_Material provided_
☆ ☆ ☆ ☆

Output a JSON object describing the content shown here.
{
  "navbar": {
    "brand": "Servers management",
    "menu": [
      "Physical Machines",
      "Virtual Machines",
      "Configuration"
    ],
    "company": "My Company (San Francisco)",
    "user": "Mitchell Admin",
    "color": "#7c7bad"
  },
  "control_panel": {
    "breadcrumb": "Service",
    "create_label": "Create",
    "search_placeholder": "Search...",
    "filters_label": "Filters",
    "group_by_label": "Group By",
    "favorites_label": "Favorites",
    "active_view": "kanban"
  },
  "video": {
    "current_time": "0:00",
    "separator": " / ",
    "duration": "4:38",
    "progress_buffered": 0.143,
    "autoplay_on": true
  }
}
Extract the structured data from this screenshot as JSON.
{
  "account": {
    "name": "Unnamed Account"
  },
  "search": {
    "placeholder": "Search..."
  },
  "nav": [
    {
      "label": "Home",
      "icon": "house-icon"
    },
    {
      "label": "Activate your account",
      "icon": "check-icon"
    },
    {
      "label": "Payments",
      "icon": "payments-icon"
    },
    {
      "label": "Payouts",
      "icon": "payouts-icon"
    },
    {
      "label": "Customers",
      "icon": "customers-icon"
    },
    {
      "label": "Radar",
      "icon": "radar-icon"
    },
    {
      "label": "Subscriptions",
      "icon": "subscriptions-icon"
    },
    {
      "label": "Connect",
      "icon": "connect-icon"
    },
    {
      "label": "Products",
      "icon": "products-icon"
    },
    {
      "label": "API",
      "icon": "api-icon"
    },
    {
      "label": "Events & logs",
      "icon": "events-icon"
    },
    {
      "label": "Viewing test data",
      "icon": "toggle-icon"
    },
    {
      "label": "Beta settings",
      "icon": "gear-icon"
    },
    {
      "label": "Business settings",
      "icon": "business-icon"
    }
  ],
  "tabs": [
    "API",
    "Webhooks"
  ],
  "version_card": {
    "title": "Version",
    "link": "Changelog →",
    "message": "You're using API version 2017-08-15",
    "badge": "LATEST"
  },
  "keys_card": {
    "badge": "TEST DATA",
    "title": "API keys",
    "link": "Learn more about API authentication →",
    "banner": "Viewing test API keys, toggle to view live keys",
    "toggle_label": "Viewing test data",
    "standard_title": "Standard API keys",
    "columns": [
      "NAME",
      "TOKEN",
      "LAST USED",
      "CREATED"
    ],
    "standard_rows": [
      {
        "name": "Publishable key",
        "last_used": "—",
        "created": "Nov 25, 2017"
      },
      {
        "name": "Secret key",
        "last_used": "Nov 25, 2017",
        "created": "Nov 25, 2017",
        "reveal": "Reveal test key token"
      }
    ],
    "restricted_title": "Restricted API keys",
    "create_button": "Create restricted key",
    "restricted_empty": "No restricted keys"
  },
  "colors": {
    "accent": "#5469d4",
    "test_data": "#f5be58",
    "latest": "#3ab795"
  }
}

☆ ☆ ☆ ☆

_Aim of the task_
In the records above, locate each line with the word "Viewing". Copy all such lines.

_The reply_
      "label": "Viewing test data",
    "banner": "Viewing test API keys, toggle to view live keys",
    "toggle_label": "Viewing test data",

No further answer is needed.